Instructions to follow: Restate the entries below verbatim.

______________________________

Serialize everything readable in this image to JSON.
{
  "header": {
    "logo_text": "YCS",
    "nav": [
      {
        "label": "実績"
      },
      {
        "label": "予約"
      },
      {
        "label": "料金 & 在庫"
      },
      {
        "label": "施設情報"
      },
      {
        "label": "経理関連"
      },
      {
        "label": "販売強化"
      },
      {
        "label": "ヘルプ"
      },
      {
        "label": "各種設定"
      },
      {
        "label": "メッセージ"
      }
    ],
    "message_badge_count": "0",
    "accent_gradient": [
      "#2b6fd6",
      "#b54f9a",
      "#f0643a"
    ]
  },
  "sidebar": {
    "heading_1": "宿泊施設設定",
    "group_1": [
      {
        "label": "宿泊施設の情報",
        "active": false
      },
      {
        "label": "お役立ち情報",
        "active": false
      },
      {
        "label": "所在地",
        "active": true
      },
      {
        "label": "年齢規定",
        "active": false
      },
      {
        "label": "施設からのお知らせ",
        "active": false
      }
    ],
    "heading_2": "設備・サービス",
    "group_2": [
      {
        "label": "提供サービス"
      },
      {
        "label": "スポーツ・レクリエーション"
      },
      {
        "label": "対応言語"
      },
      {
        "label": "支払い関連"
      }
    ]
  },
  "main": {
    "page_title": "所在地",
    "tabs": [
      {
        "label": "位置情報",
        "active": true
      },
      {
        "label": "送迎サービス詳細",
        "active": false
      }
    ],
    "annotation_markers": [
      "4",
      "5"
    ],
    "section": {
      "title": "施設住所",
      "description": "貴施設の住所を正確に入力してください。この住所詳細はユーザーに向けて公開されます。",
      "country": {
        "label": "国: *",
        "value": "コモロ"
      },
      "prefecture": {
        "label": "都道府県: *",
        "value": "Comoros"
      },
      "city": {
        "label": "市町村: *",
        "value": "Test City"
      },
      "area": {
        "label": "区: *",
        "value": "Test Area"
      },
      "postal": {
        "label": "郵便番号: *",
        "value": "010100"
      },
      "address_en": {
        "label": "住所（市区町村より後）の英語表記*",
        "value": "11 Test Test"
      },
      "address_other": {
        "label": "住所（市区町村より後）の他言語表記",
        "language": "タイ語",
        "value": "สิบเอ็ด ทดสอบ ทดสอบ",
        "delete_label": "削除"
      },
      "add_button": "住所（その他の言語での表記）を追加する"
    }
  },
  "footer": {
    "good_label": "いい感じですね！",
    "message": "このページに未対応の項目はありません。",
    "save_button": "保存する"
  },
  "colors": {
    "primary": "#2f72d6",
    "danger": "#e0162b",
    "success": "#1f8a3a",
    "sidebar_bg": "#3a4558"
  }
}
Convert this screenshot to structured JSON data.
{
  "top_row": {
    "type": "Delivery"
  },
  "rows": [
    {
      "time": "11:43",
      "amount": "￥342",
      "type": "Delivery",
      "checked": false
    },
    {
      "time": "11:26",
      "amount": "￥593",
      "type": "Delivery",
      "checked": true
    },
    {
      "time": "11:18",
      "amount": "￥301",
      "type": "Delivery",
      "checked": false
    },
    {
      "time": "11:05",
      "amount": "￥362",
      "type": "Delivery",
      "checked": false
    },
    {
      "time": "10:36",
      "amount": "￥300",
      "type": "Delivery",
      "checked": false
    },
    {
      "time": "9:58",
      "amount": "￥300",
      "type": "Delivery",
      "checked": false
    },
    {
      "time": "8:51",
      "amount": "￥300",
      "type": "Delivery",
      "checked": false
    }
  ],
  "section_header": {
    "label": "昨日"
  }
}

______________________________

Task answer:
Serialize everything readable in this image to JSON.
{
  "header": {
    "logo_text": "YCS",
    "nav": [
      {
        "label": "実績"
      },
      {
        "label": "予約"
      },
      {
        "label": "料金 & 在庫"
      },
      {
        "label": "施設情報"
      },
      {
        "label": "経理関連"
      },
      {
        "label": "販売強化"
      },
      {
        "label": "ヘルプ"
      },
      {
        "label": "各種設定"
      },
      {
        "label": "メッセージ"
      }
    ],
    "message_badge_count": "0",
    "accent_gradient": [
      "#2b6fd6",
      "#b54f9a",
      "#f0643a"
    ]
  },
  "sidebar": {
    "heading_1": "宿泊施設設定",
    "group_1": [
      {
        "label": "宿泊施設の情報",
        "active": false
      },
      {
        "label": "お役立ち情報",
        "active": false
      },
      {
        "label": "所在地",
        "active": true
      },
      {
        "label": "年齢規定",
        "active": false
      },
      {
        "label": "施設からのお知らせ",
        "active": false
      }
    ],
    "heading_2": "設備・サービス",
    "group_2": [
      {
        "label": "提供サービス"
      },
      {
        "label": "スポーツ・レクリエーション"
      },
      {
        "label": "対応言語"
      },
      {
        "label": "支払い関連"
      }
    ]
  },
  "main": {
    "page_title": "所在地",
    "tabs": [
      {
        "label": "位置情報",
        "active": true
      },
      {
        "label": "送迎サービス詳細",
        "active": false
      }
    ],
    "annotation_markers": [
      "4",
      "5"
    ],
    "section": {
      "title": "施設住所",
      "description": "貴施設の住所を正確に入力してください。この住所詳細はユーザーに向けて公開されます。",
      "country": {
        "label": "国: *",
        "value": "コモロ"
      },
      "prefecture": {
        "label": "都道府県: *",
        "value": "Comoros"
      },
      "city": {
        "label": "市町村: *",
        "value": "Test City"
      },
      "area": {
        "label": "区: *",
        "value": "Test Area"
      },
      "postal": {
        "label": "郵便番号: *",
        "value": "010100"
      },
      "address_en": {
        "label": "住所（市区町村より後）の英語表記*",
        "value": "11 Test Test"
      },
      "address_other": {
        "label": "住所（市区町村より後）の他言語表記",
        "language": "タイ語",
        "value": "สิบเอ็ด ทดสอบ ทดสอบ",
        "delete_label": "削除"
      },
      "add_button": "住所（その他の言語での表記）を追加する"
    }
  },
  "footer": {
    "good_label": "いい感じですね！",
    "message": "このページに未対応の項目はありません。",
    "save_button": "保存する"
  },
  "colors": {
    "primary": "#2f72d6",
    "danger": "#e0162b",
    "success": "#1f8a3a",
    "sidebar_bg": "#3a4558"
  }
}
Convert this screenshot to structured JSON data.
{
  "top_row": {
    "type": "Delivery"
  },
  "rows": [
    {
      "time": "11:43",
      "amount": "￥342",
      "type": "Delivery",
      "checked": false
    },
    {
      "time": "11:26",
      "amount": "￥593",
      "type": "Delivery",
      "checked": true
    },
    {
      "time": "11:18",
      "amount": "￥301",
      "type": "Delivery",
      "checked": false
    },
    {
      "time": "11:05",
      "amount": "￥362",
      "type": "Delivery",
      "checked": false
    },
    {
      "time": "10:36",
      "amount": "￥300",
      "type": "Delivery",
      "checked": false
    },
    {
      "time": "9:58",
      "amount": "￥300",
      "type": "Delivery",
      "checked": false
    },
    {
      "time": "8:51",
      "amount": "￥300",
      "type": "Delivery",
      "checked": false
    }
  ],
  "section_header": {
    "label": "昨日"
  }
}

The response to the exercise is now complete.